= REQUIRED TASK =
Report how many lines contain "Предупреждений", with no other words.

= Raw records =
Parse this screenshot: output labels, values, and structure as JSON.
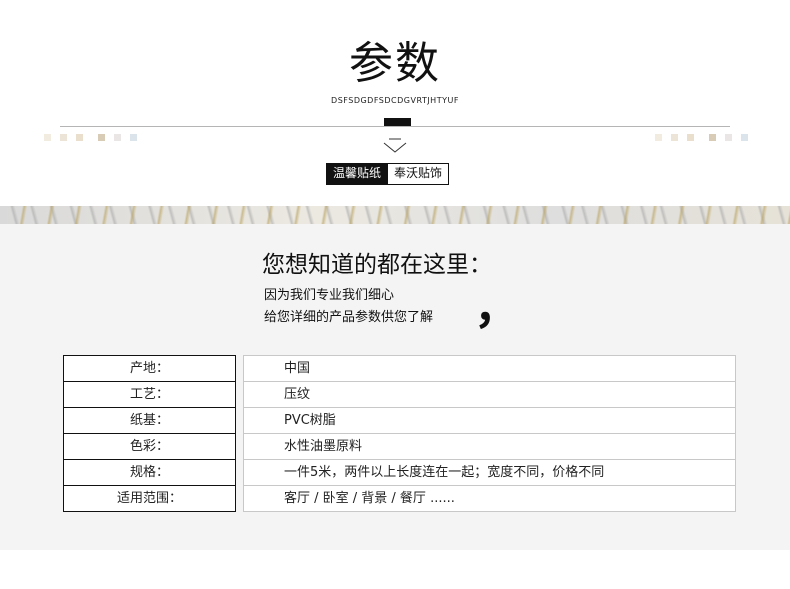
{
  "header": {
    "title": "参数",
    "subtitle": "DSFSDGDFSDCDGVRTJHTYUF",
    "tag_primary": "温馨贴纸",
    "tag_secondary": "奉沃贴饰",
    "decor_colors_left": [
      "#f2ece0",
      "#ece4d6",
      "#e9dfcc",
      "#d8ccb6",
      "#ebe6e6",
      "#dbe4ea"
    ],
    "decor_colors_right": [
      "#f2ece0",
      "#ece4d6",
      "#e9dfcc",
      "#d8ccb6",
      "#ebe6e6",
      "#dbe4ea"
    ]
  },
  "intro": {
    "heading": "您想知道的都在这里：",
    "line1": "因为我们专业我们细心",
    "line2": "给您详细的产品参数供您了解",
    "comma": "，"
  },
  "params": [
    {
      "label": "产地：",
      "value": "中国"
    },
    {
      "label": "工艺：",
      "value": "压纹"
    },
    {
      "label": "纸基：",
      "value": "PVC树脂"
    },
    {
      "label": "色彩：",
      "value": "水性油墨原料"
    },
    {
      "label": "规格：",
      "value": "一件5米，两件以上长度连在一起；宽度不同，价格不同"
    },
    {
      "label": "适用范围：",
      "value": "客厅 / 卧室 / 背景 / 餐厅 ......"
    }
  ]
}
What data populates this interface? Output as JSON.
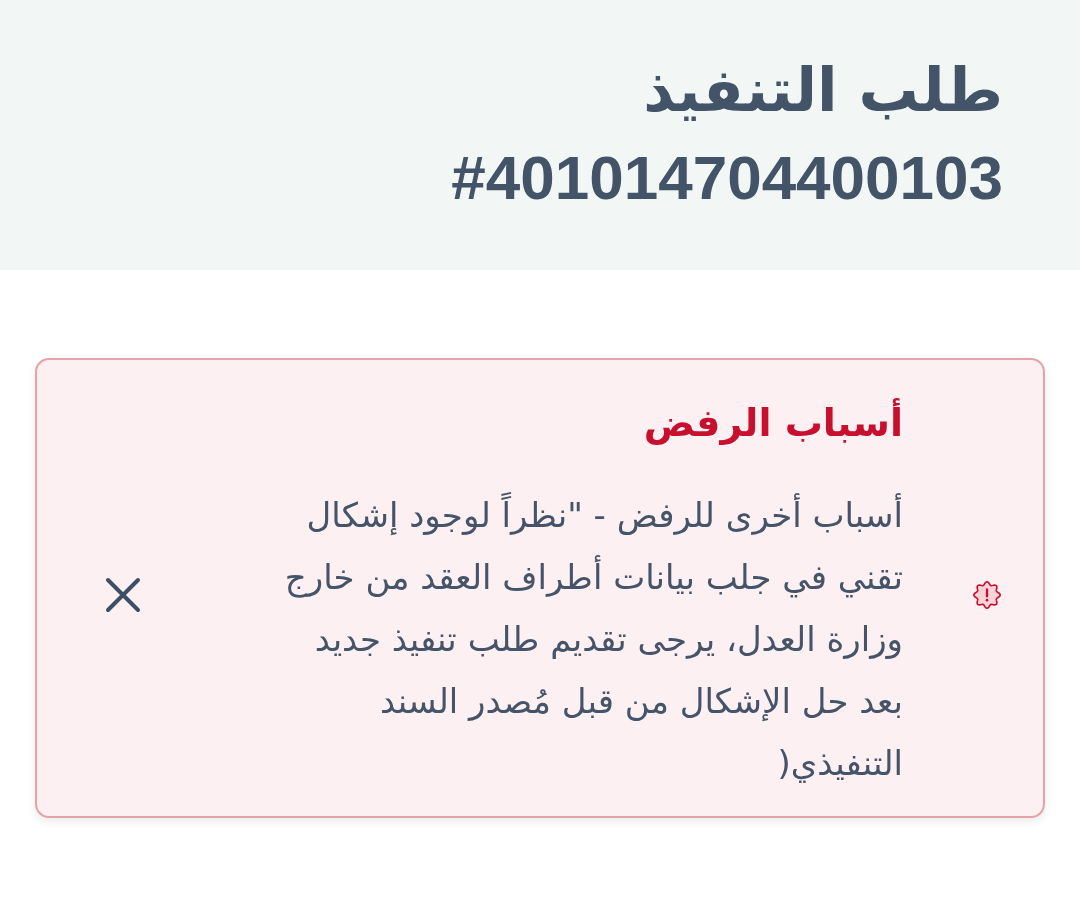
{
  "header": {
    "title": "طلب التنفيذ",
    "request_number": "#401014704400103"
  },
  "alert": {
    "kind": "error",
    "title": "أسباب الرفض",
    "message": "أسباب أخرى للرفض - \"نظراً لوجود إشكال تقني في جلب بيانات أطراف العقد من خارج وزارة العدل، يرجى تقديم طلب تنفيذ جديد بعد حل الإشكال من قبل مُصدر السند التنفيذي("
  }
}
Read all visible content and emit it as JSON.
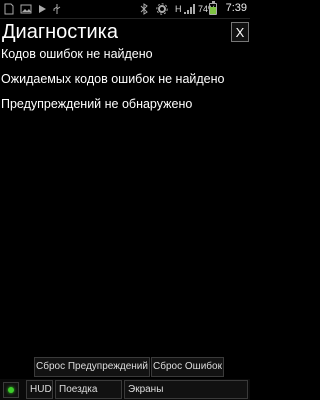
{
  "statusbar": {
    "left_icons": [
      "sim-icon",
      "image-icon",
      "play-icon",
      "usb-icon",
      "bluetooth-icon",
      "settings-icon"
    ],
    "network_type": "H",
    "battery_percent": "74%",
    "battery_level": 0.74,
    "time": "7:39"
  },
  "screen": {
    "title": "Диагностика",
    "close_label": "X",
    "messages": [
      "Кодов ошибок не найдено",
      "Ожидаемых кодов ошибок не найдено",
      "Предупреждений не обнаружено"
    ]
  },
  "actions": {
    "reset_warnings_label": "Сброс Предупреждений",
    "reset_errors_label": "Сброс Ошибок"
  },
  "bottombar": {
    "connection_status_color": "#3dcc2b",
    "hud_label": "HUD",
    "trip_label": "Поездка",
    "screens_label": "Экраны"
  }
}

= RESULT OF THE EXERCISE =
2